_TASK STATEMENT:_ Which lines of the records contain "avatar"? Collect every one of them.

Items from a data source:
-------------------------

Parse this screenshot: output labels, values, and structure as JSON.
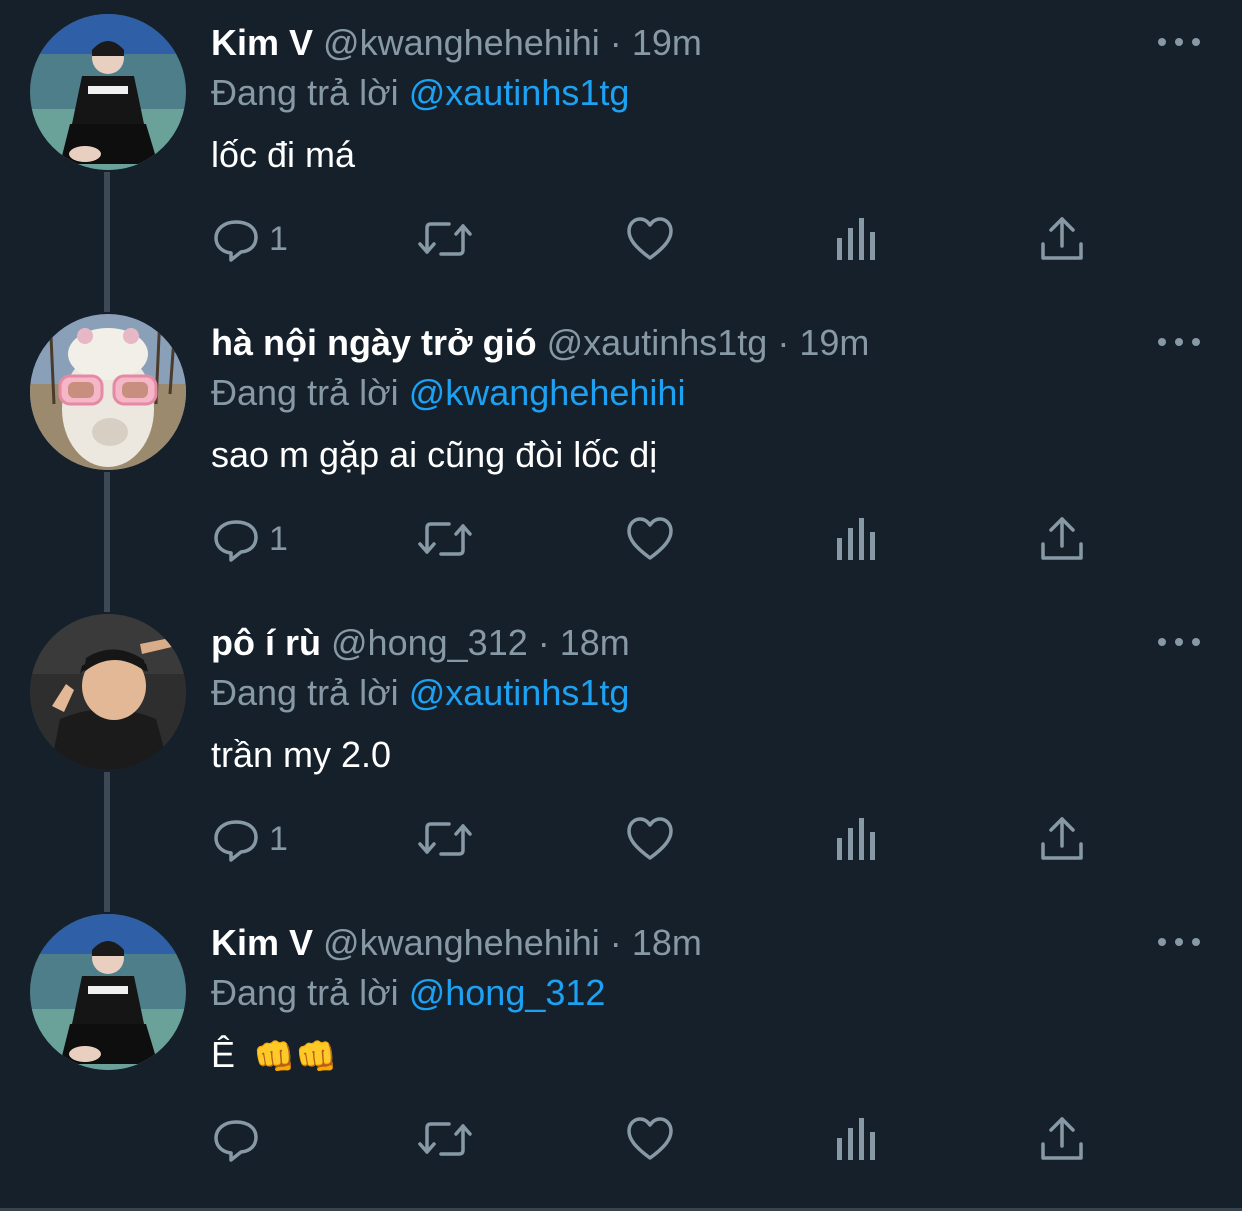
{
  "reply_prefix": "Đang trả lời",
  "tweets": [
    {
      "name": "Kim V",
      "handle": "@kwanghehehihi",
      "time": "19m",
      "reply_to": "@xautinhs1tg",
      "text": "lốc đi má",
      "reply_count": "1",
      "avatar": "avatar-kim-v"
    },
    {
      "name": "hà nội ngày trở gió",
      "handle": "@xautinhs1tg",
      "time": "19m",
      "reply_to": "@kwanghehehihi",
      "text": "sao m gặp ai cũng đòi lốc dị",
      "reply_count": "1",
      "avatar": "avatar-alpaca"
    },
    {
      "name": "pô í rù",
      "handle": "@hong_312",
      "time": "18m",
      "reply_to": "@xautinhs1tg",
      "text": "trần my 2.0",
      "reply_count": "1",
      "avatar": "avatar-po-i-ru"
    },
    {
      "name": "Kim V",
      "handle": "@kwanghehehihi",
      "time": "18m",
      "reply_to": "@hong_312",
      "text": "Ê",
      "emoji": "👊👊",
      "reply_count": "",
      "avatar": "avatar-kim-v"
    }
  ],
  "colors": {
    "background": "#15202b",
    "muted": "#8899a6",
    "accent": "#1da1f2",
    "thread_line": "#3d4954"
  },
  "icons": [
    "reply-icon",
    "retweet-icon",
    "like-icon",
    "analytics-icon",
    "share-icon",
    "more-icon"
  ]
}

-------------------------

_RESPONSE FOR THIS EXERCISE:_
      "avatar": "avatar-kim-v"
      "avatar": "avatar-alpaca"
      "avatar": "avatar-po-i-ru"
      "avatar": "avatar-kim-v"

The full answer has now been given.